• _Short task_:
Transcribe the entries below exactly.

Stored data
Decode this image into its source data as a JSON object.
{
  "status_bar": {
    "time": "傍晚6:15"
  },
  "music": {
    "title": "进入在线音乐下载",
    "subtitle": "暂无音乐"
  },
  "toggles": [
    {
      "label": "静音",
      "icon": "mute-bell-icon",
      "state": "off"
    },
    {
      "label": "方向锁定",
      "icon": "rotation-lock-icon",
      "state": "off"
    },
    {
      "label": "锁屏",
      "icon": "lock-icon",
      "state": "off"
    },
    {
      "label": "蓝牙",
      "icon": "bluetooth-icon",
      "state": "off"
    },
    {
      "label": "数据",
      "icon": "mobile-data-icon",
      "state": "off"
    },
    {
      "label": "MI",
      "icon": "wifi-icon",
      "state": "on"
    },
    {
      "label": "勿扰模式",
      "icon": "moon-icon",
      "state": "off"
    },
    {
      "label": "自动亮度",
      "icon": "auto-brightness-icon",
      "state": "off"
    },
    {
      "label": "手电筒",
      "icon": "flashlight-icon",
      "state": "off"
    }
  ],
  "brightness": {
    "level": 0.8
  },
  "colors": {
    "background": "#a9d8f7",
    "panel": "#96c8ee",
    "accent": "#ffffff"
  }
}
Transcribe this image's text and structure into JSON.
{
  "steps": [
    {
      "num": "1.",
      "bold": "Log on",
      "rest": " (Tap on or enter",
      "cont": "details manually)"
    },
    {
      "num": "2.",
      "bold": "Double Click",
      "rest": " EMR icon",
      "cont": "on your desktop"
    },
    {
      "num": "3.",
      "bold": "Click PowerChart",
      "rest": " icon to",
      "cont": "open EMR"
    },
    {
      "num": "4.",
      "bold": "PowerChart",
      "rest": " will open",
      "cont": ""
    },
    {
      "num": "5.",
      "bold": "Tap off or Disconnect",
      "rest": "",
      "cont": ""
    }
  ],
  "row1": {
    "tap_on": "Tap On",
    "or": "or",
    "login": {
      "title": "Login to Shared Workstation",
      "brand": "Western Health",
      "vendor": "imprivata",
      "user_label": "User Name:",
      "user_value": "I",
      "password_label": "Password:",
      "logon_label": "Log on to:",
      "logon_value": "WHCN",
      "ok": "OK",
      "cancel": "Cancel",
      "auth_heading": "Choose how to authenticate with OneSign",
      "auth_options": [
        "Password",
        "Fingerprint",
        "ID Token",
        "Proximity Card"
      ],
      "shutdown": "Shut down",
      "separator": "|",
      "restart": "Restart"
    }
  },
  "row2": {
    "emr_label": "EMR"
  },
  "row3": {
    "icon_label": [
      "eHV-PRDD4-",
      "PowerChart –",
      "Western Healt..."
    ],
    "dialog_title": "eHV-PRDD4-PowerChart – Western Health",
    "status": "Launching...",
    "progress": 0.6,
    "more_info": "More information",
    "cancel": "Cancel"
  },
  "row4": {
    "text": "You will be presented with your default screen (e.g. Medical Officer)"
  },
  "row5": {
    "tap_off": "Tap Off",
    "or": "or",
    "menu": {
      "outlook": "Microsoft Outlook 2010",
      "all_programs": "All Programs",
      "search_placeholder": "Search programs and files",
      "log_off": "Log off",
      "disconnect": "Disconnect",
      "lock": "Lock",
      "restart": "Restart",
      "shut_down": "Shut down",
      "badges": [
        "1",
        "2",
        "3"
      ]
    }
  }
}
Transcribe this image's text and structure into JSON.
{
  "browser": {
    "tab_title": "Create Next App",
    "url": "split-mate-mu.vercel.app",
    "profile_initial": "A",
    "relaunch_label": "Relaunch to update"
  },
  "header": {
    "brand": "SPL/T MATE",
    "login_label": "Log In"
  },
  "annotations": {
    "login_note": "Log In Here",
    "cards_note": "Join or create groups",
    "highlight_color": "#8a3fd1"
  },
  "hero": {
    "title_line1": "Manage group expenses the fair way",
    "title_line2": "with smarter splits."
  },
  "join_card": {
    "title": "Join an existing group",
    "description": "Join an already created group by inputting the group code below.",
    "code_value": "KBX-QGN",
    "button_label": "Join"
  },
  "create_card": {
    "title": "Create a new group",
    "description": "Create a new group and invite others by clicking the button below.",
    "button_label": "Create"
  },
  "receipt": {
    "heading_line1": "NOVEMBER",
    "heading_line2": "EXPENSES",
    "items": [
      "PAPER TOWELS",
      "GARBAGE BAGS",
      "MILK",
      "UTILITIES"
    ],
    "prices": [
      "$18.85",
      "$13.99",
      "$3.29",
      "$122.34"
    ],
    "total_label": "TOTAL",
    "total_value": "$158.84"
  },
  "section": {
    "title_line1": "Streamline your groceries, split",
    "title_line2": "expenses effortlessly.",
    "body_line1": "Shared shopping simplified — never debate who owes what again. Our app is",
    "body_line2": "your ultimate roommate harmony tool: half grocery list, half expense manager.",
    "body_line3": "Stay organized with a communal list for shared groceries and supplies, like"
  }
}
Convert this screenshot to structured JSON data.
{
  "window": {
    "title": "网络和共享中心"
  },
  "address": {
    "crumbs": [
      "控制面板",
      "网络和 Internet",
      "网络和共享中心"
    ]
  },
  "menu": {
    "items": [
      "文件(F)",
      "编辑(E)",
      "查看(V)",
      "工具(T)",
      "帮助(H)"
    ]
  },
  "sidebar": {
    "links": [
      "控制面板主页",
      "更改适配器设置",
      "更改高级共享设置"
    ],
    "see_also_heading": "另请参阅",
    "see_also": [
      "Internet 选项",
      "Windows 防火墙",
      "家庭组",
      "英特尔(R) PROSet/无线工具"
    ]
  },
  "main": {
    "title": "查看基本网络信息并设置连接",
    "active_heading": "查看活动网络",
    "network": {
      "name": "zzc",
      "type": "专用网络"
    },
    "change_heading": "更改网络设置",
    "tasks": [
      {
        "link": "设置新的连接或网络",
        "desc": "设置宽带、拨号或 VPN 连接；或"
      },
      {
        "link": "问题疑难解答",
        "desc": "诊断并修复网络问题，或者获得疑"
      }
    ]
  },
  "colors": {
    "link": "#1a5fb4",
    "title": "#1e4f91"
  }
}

• _Result_:
Decode this image into its source data as a JSON object.
{
  "status_bar": {
    "time": "傍晚6:15"
  },
  "music": {
    "title": "进入在线音乐下载",
    "subtitle": "暂无音乐"
  },
  "toggles": [
    {
      "label": "静音",
      "icon": "mute-bell-icon",
      "state": "off"
    },
    {
      "label": "方向锁定",
      "icon": "rotation-lock-icon",
      "state": "off"
    },
    {
      "label": "锁屏",
      "icon": "lock-icon",
      "state": "off"
    },
    {
      "label": "蓝牙",
      "icon": "bluetooth-icon",
      "state": "off"
    },
    {
      "label": "数据",
      "icon": "mobile-data-icon",
      "state": "off"
    },
    {
      "label": "MI",
      "icon": "wifi-icon",
      "state": "on"
    },
    {
      "label": "勿扰模式",
      "icon": "moon-icon",
      "state": "off"
    },
    {
      "label": "自动亮度",
      "icon": "auto-brightness-icon",
      "state": "off"
    },
    {
      "label": "手电筒",
      "icon": "flashlight-icon",
      "state": "off"
    }
  ],
  "brightness": {
    "level": 0.8
  },
  "colors": {
    "background": "#a9d8f7",
    "panel": "#96c8ee",
    "accent": "#ffffff"
  }
}
Transcribe this image's text and structure into JSON.
{
  "steps": [
    {
      "num": "1.",
      "bold": "Log on",
      "rest": " (Tap on or enter",
      "cont": "details manually)"
    },
    {
      "num": "2.",
      "bold": "Double Click",
      "rest": " EMR icon",
      "cont": "on your desktop"
    },
    {
      "num": "3.",
      "bold": "Click PowerChart",
      "rest": " icon to",
      "cont": "open EMR"
    },
    {
      "num": "4.",
      "bold": "PowerChart",
      "rest": " will open",
      "cont": ""
    },
    {
      "num": "5.",
      "bold": "Tap off or Disconnect",
      "rest": "",
      "cont": ""
    }
  ],
  "row1": {
    "tap_on": "Tap On",
    "or": "or",
    "login": {
      "title": "Login to Shared Workstation",
      "brand": "Western Health",
      "vendor": "imprivata",
      "user_label": "User Name:",
      "user_value": "I",
      "password_label": "Password:",
      "logon_label": "Log on to:",
      "logon_value": "WHCN",
      "ok": "OK",
      "cancel": "Cancel",
      "auth_heading": "Choose how to authenticate with OneSign",
      "auth_options": [
        "Password",
        "Fingerprint",
        "ID Token",
        "Proximity Card"
      ],
      "shutdown": "Shut down",
      "separator": "|",
      "restart": "Restart"
    }
  },
  "row2": {
    "emr_label": "EMR"
  },
  "row3": {
    "icon_label": [
      "eHV-PRDD4-",
      "PowerChart –",
      "Western Healt..."
    ],
    "dialog_title": "eHV-PRDD4-PowerChart – Western Health",
    "status": "Launching...",
    "progress": 0.6,
    "more_info": "More information",
    "cancel": "Cancel"
  },
  "row4": {
    "text": "You will be presented with your default screen (e.g. Medical Officer)"
  },
  "row5": {
    "tap_off": "Tap Off",
    "or": "or",
    "menu": {
      "outlook": "Microsoft Outlook 2010",
      "all_programs": "All Programs",
      "search_placeholder": "Search programs and files",
      "log_off": "Log off",
      "disconnect": "Disconnect",
      "lock": "Lock",
      "restart": "Restart",
      "shut_down": "Shut down",
      "badges": [
        "1",
        "2",
        "3"
      ]
    }
  }
}
Transcribe this image's text and structure into JSON.
{
  "browser": {
    "tab_title": "Create Next App",
    "url": "split-mate-mu.vercel.app",
    "profile_initial": "A",
    "relaunch_label": "Relaunch to update"
  },
  "header": {
    "brand": "SPL/T MATE",
    "login_label": "Log In"
  },
  "annotations": {
    "login_note": "Log In Here",
    "cards_note": "Join or create groups",
    "highlight_color": "#8a3fd1"
  },
  "hero": {
    "title_line1": "Manage group expenses the fair way",
    "title_line2": "with smarter splits."
  },
  "join_card": {
    "title": "Join an existing group",
    "description": "Join an already created group by inputting the group code below.",
    "code_value": "KBX-QGN",
    "button_label": "Join"
  },
  "create_card": {
    "title": "Create a new group",
    "description": "Create a new group and invite others by clicking the button below.",
    "button_label": "Create"
  },
  "receipt": {
    "heading_line1": "NOVEMBER",
    "heading_line2": "EXPENSES",
    "items": [
      "PAPER TOWELS",
      "GARBAGE BAGS",
      "MILK",
      "UTILITIES"
    ],
    "prices": [
      "$18.85",
      "$13.99",
      "$3.29",
      "$122.34"
    ],
    "total_label": "TOTAL",
    "total_value": "$158.84"
  },
  "section": {
    "title_line1": "Streamline your groceries, split",
    "title_line2": "expenses effortlessly.",
    "body_line1": "Shared shopping simplified — never debate who owes what again. Our app is",
    "body_line2": "your ultimate roommate harmony tool: half grocery list, half expense manager.",
    "body_line3": "Stay organized with a communal list for shared groceries and supplies, like"
  }
}
Convert this screenshot to structured JSON data.
{
  "window": {
    "title": "网络和共享中心"
  },
  "address": {
    "crumbs": [
      "控制面板",
      "网络和 Internet",
      "网络和共享中心"
    ]
  },
  "menu": {
    "items": [
      "文件(F)",
      "编辑(E)",
      "查看(V)",
      "工具(T)",
      "帮助(H)"
    ]
  },
  "sidebar": {
    "links": [
      "控制面板主页",
      "更改适配器设置",
      "更改高级共享设置"
    ],
    "see_also_heading": "另请参阅",
    "see_also": [
      "Internet 选项",
      "Windows 防火墙",
      "家庭组",
      "英特尔(R) PROSet/无线工具"
    ]
  },
  "main": {
    "title": "查看基本网络信息并设置连接",
    "active_heading": "查看活动网络",
    "network": {
      "name": "zzc",
      "type": "专用网络"
    },
    "change_heading": "更改网络设置",
    "tasks": [
      {
        "link": "设置新的连接或网络",
        "desc": "设置宽带、拨号或 VPN 连接；或"
      },
      {
        "link": "问题疑难解答",
        "desc": "诊断并修复网络问题，或者获得疑"
      }
    ]
  },
  "colors": {
    "link": "#1a5fb4",
    "title": "#1e4f91"
  }
}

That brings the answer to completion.